Title: Re: A vulnerability in olalonde's implementation of gmaxwell's proof-of-solvency
Post by: charlescharles on October 08, 2014, 02:09:16 PM
That's not sufficient, though. In the above example, if node E gets node D, node B, node A, and node C (as it would in a standard Merkle inclusion proof) there would be no way to verify that nodeC.val is actually the value in nodeC.hash. The prover could falsify nodeC.val without changing nodeC.hash, and there would be no way for nodeE to detect this. In this case, the prover could tell nodeE that nodeC.val = 2 and nodeA.val = 2 + 2 = 4, and nodeE would not be able to verify this.


Title: Re: A vulnerability in olalonde's implementation of gmaxwell's proof-of-solvency
Post by: andytoshi on October 08, 2014, 02:25:01 PM
The prover could falsify nodeC.val without changing nodeC.hash

The prover cannot, because nodeC.hash = H(4 || nodeC.left_child_hash || nodeC.right_child_hash) and the user is provided all three pieces of information in the hash (as part of nodeC). To change the value of nodeC the prover would need to find strings X, Y such that nodeC.hash = H(2 || X || Y), which is impossible if H is a collision-resistant hash function.


Title: Re: A vulnerability in olalonde's implementation of gmaxwell's proof-of-solvency
Post by: charlescharles on October 08, 2014, 02:37:55 PM
The prover cannot, because nodeC.hash = H(4 || nodeC.left_child_hash || nodeC.right_child_hash) and the user is provided all three pieces of information in the hash (as part of nodeC).
▬▬▬
• YOUR INSTRUCTIONS:
Using the forum thread on proof-of-solvency, answer these:
(a) In the first post, what value could the prover tell nodeE that nodeC.val holds?
(b) Who wrote the post dated October 08, 2014, 02:25:01 PM?
(c) According to that post, what three pieces go into H to give nodeC.hash?
None of the items are needed for this.

• RECORDS SUPPLIED:
▬▬▬
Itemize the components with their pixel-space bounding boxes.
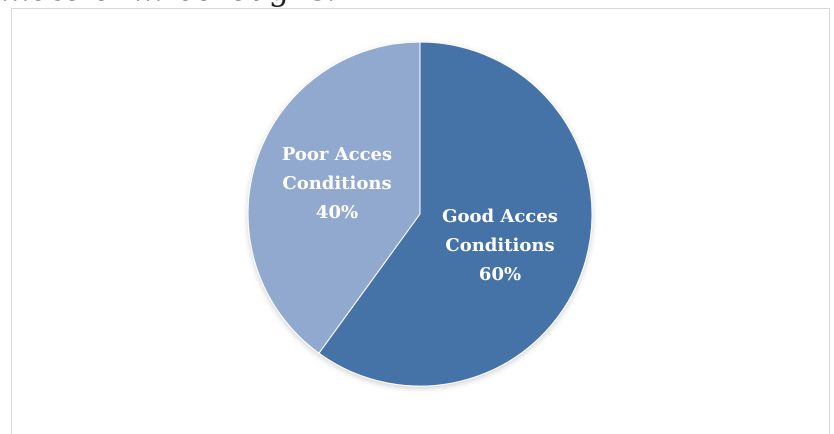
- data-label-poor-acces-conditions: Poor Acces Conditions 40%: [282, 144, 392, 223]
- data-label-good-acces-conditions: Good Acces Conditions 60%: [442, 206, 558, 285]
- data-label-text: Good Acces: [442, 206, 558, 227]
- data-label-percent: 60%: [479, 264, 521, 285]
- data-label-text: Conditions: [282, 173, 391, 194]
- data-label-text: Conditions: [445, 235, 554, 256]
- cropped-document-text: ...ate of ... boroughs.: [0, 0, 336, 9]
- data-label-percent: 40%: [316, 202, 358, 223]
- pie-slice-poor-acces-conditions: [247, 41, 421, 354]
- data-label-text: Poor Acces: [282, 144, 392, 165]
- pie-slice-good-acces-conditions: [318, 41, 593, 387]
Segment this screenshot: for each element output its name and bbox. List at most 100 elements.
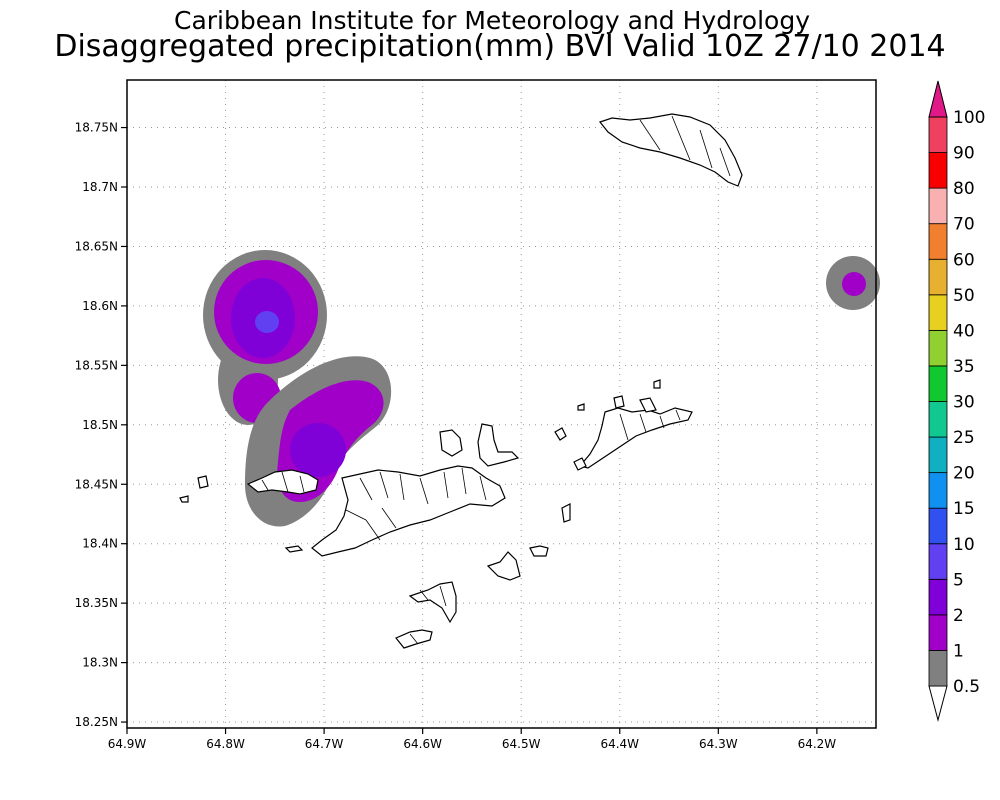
▬▬▬
• SOLUTION FOR THIS PROBLEM:
(a) 2
(b) andytoshi
(c) 4, nodeC.left_child_hash and nodeC.right_child_hash